Exercise details :: Copy each line in which the string "minutes" occurs.

· · · · ·

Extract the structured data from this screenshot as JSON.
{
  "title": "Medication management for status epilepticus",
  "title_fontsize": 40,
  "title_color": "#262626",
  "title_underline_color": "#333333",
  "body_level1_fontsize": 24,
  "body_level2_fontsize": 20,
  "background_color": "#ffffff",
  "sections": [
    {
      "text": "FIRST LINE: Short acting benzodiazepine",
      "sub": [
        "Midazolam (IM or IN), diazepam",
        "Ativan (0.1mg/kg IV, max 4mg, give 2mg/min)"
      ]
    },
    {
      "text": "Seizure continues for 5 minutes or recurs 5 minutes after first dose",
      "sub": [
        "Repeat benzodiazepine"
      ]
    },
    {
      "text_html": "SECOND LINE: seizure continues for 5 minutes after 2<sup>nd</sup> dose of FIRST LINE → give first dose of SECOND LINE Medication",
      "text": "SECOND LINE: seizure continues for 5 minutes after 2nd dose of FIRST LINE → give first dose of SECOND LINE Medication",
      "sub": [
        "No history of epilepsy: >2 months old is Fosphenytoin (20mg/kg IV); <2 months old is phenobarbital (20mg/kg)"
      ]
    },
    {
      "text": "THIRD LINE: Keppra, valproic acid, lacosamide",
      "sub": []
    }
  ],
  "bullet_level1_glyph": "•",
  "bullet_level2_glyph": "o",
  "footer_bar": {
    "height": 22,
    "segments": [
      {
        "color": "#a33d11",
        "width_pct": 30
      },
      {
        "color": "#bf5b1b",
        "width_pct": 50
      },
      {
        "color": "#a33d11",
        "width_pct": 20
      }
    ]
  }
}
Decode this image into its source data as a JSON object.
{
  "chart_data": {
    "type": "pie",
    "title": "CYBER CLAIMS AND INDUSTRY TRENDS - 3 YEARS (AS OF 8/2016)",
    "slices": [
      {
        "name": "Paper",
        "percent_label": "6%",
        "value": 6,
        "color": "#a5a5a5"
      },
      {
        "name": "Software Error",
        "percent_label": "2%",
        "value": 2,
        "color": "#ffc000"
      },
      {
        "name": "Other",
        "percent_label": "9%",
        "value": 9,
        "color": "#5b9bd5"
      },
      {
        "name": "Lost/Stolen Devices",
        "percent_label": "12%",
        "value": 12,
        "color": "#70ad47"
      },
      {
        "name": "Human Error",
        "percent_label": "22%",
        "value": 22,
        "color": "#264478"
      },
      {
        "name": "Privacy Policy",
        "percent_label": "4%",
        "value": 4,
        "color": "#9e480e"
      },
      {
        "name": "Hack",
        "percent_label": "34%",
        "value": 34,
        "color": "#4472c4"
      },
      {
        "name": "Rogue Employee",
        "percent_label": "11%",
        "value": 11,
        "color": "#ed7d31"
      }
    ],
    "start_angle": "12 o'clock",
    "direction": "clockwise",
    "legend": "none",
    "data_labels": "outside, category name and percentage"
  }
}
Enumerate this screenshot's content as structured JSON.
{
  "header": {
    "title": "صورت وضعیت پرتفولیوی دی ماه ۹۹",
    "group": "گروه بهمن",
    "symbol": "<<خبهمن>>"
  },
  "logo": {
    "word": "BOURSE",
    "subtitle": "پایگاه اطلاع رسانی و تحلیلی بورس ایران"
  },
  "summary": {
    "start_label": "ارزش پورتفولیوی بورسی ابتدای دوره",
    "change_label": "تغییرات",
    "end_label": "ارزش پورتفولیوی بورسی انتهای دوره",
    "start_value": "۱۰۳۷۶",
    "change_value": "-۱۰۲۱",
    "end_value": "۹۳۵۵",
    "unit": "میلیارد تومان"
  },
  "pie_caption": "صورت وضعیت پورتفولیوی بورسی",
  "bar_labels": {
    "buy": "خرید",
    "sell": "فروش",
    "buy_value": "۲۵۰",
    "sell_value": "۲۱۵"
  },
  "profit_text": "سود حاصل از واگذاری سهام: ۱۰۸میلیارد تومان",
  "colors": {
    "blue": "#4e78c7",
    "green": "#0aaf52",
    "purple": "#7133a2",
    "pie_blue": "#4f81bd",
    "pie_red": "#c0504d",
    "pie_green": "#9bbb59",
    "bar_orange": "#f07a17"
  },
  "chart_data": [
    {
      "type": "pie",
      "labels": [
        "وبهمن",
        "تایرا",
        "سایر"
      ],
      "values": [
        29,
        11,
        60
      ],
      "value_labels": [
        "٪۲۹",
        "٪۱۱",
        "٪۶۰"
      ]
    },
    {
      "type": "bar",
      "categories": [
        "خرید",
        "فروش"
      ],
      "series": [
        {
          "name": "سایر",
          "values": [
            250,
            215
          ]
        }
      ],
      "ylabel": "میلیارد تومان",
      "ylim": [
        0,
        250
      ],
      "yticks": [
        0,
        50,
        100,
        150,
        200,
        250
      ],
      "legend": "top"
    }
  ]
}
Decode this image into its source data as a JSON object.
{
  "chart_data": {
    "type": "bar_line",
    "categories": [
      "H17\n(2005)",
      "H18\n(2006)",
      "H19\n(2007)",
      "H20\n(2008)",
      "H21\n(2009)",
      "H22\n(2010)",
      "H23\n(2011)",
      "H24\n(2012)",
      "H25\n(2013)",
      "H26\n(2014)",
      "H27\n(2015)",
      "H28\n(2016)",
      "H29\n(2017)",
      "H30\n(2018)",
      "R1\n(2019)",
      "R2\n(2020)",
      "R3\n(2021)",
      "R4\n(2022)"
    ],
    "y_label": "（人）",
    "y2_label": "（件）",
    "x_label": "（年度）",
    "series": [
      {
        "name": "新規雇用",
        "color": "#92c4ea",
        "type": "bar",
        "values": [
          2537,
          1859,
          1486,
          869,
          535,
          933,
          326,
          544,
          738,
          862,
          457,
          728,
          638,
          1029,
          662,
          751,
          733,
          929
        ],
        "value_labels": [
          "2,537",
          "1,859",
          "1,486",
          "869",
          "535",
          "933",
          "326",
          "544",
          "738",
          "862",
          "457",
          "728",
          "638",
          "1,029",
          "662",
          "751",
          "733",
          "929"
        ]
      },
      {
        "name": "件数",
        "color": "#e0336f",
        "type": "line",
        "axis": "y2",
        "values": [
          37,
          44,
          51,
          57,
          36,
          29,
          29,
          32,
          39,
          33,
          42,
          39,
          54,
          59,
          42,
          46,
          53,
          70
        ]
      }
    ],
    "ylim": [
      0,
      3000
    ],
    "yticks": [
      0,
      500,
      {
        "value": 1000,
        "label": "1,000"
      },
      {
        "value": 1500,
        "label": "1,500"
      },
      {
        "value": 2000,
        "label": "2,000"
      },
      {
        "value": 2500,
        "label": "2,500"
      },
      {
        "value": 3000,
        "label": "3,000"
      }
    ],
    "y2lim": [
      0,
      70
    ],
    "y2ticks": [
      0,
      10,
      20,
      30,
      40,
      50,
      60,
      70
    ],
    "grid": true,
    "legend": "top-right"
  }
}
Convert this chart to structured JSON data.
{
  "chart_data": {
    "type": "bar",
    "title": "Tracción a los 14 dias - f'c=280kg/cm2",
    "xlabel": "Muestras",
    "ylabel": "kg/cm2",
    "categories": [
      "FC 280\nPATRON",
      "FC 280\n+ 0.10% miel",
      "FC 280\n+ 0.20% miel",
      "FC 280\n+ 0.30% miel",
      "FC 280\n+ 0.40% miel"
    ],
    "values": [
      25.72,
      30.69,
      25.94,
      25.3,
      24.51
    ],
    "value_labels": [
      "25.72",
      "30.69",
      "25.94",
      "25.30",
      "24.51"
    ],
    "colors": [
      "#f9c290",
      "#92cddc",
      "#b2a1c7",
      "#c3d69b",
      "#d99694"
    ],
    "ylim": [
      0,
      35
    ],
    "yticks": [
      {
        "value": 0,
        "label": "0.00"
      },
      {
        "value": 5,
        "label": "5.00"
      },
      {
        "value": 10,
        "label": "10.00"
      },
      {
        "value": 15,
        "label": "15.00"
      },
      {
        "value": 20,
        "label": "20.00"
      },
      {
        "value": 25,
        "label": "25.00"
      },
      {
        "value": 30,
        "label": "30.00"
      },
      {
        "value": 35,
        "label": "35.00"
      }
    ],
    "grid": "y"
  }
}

· · · · ·

Result ::
      "text": "Seizure continues for 5 minutes or recurs 5 minutes after first dose",
      "text_html": "SECOND LINE: seizure continues for 5 minutes after 2<sup>nd</sup> dose of FIRST LINE → give first dose of SECOND LINE Medication",
      "text": "SECOND LINE: seizure continues for 5 minutes after 2nd dose of FIRST LINE → give first dose of SECOND LINE Medication",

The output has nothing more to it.